Begin
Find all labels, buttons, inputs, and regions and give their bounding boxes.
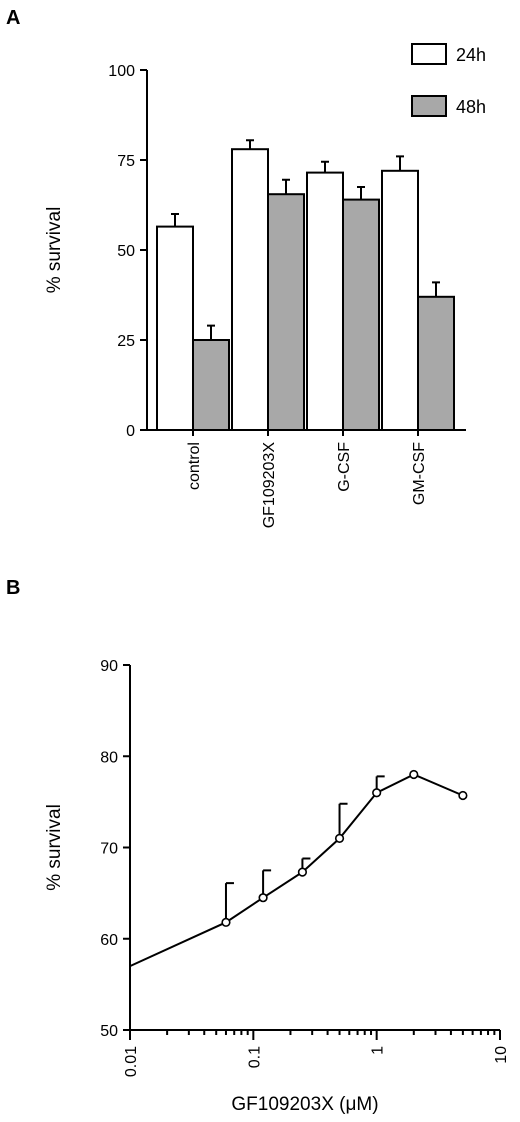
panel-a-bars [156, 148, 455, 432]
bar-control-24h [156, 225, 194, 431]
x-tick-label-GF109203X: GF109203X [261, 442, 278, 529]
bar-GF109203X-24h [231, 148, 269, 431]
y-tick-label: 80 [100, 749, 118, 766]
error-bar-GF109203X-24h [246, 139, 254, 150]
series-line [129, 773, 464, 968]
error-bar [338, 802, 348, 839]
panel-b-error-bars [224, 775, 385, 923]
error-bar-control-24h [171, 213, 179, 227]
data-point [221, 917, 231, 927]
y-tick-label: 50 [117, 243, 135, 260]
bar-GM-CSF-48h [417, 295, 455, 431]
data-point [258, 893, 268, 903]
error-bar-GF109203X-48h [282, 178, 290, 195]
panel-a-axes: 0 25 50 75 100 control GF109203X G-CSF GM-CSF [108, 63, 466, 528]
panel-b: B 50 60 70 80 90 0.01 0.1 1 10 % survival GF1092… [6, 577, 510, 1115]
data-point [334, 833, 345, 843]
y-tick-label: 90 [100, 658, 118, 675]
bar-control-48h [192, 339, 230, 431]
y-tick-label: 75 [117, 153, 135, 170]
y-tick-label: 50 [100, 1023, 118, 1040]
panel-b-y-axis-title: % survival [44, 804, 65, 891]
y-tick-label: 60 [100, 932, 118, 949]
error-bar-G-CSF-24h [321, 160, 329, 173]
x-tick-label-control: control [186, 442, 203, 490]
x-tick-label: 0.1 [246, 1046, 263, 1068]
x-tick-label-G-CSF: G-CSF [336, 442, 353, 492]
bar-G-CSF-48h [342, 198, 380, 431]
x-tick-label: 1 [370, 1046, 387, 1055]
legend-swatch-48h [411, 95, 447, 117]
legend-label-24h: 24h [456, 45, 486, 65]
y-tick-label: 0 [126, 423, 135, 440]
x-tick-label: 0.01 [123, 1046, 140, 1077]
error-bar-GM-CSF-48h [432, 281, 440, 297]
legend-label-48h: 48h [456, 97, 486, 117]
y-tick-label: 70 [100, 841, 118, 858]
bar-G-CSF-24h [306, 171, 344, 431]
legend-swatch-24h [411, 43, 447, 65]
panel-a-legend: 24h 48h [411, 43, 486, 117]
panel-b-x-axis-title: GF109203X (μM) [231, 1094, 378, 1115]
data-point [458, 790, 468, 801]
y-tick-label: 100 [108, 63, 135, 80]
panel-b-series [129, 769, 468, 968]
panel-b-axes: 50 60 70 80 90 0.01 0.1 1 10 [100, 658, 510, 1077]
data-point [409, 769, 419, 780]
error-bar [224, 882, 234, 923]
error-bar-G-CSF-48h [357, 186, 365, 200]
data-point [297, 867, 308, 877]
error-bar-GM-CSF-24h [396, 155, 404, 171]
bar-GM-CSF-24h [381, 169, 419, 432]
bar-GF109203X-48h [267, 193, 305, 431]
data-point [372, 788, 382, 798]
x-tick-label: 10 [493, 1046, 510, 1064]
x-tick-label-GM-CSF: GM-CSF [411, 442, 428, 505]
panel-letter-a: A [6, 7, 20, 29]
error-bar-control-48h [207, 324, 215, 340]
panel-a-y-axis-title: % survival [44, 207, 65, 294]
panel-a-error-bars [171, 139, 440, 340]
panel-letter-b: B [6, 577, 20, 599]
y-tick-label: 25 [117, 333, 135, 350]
End
Begin
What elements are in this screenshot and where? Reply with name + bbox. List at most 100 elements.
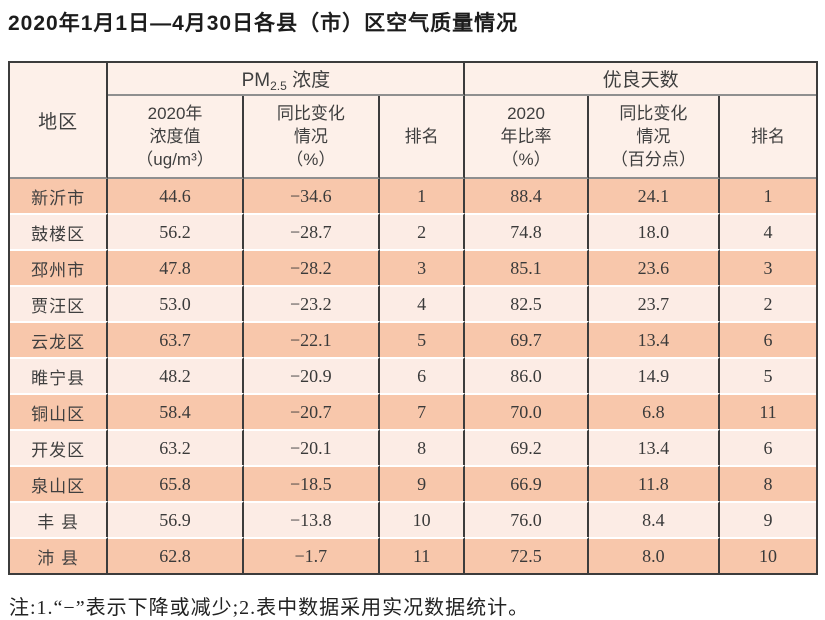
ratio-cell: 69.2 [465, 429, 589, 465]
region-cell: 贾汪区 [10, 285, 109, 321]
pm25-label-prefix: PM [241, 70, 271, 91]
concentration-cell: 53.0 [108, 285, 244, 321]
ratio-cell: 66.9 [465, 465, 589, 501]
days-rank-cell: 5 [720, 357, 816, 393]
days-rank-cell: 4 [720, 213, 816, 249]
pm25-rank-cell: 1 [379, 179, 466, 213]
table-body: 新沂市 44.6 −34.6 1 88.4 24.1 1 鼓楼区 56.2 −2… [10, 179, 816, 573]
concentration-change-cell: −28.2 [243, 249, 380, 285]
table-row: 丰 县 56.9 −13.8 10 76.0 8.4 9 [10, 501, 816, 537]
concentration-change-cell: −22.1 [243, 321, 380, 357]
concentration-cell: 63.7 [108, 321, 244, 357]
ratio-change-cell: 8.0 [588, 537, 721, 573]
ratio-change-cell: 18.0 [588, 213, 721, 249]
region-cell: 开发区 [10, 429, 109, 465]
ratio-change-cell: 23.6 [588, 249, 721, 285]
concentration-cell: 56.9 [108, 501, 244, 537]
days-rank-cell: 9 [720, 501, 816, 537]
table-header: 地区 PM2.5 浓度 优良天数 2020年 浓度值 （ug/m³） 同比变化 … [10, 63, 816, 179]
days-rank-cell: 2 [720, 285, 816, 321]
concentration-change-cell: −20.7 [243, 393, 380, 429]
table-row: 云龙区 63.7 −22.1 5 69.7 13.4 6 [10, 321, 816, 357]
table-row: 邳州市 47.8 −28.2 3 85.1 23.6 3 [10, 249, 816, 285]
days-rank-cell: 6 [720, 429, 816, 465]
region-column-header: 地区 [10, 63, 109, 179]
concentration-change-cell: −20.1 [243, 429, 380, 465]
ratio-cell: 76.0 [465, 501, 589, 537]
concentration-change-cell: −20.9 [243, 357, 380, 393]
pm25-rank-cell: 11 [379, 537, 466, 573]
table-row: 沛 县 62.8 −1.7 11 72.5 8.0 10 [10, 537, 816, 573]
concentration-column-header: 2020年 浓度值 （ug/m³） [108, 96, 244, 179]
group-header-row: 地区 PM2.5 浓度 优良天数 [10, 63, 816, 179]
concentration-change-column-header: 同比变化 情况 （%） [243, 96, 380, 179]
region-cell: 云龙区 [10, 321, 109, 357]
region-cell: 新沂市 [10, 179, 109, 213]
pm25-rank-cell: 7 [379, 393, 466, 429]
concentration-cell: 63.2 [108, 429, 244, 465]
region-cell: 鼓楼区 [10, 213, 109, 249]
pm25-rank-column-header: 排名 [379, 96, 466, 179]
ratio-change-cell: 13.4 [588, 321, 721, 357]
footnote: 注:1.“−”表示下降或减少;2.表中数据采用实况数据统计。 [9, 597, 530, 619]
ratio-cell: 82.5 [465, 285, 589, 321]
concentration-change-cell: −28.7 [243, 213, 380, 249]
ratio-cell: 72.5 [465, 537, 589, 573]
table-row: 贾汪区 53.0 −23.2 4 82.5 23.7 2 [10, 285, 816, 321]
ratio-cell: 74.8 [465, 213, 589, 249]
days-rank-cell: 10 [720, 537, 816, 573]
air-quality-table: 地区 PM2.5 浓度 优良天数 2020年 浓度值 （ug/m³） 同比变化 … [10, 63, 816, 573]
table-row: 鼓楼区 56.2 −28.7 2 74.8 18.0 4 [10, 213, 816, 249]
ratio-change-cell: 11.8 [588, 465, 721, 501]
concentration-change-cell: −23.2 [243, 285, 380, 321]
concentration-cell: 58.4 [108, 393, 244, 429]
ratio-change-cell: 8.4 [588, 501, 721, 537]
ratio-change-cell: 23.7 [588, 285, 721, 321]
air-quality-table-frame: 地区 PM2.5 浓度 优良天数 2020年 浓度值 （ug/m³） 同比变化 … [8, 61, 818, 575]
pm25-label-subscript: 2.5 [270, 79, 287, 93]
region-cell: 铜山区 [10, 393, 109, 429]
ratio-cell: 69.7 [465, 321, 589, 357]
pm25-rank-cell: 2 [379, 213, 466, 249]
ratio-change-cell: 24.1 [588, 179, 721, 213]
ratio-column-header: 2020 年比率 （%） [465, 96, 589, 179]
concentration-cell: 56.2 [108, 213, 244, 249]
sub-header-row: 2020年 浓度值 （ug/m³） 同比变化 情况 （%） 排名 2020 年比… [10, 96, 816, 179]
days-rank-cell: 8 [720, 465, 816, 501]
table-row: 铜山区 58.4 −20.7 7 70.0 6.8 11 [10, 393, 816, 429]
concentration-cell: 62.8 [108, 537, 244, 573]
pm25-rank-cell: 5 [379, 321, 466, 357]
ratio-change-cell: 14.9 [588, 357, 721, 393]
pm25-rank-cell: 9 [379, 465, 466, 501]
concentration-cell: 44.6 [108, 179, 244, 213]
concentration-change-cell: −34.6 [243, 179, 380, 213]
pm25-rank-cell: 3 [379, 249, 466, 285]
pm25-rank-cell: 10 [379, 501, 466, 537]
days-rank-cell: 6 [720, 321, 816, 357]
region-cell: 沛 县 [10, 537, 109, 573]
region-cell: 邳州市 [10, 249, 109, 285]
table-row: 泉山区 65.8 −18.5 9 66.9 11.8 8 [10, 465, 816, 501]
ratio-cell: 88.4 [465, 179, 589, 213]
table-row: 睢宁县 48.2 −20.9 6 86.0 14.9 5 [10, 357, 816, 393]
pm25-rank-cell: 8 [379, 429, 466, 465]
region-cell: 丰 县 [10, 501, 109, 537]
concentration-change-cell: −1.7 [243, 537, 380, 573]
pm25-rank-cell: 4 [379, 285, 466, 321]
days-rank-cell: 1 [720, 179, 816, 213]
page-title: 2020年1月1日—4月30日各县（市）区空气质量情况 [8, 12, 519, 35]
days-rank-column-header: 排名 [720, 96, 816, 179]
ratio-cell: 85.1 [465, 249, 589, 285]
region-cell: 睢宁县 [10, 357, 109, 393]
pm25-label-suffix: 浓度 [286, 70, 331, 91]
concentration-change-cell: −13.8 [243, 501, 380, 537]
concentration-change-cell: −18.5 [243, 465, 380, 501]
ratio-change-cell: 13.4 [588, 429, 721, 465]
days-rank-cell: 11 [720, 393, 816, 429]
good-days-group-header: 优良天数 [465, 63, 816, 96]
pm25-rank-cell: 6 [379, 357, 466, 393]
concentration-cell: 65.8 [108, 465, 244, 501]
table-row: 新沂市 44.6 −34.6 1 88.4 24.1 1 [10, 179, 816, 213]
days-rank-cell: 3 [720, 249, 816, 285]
End
*Stated problem*
Which rows above contain the string "legend"? Pick out each one and copy it.

*Problem solution*
legend-swatch-48h [411, 95, 447, 117]
legend-label-24h: 24h [456, 45, 486, 65]
legend-label-48h: 48h [456, 97, 486, 117]
legend-swatch-24h [411, 43, 447, 65]
panel-a-legend: 24h 48h [411, 43, 486, 117]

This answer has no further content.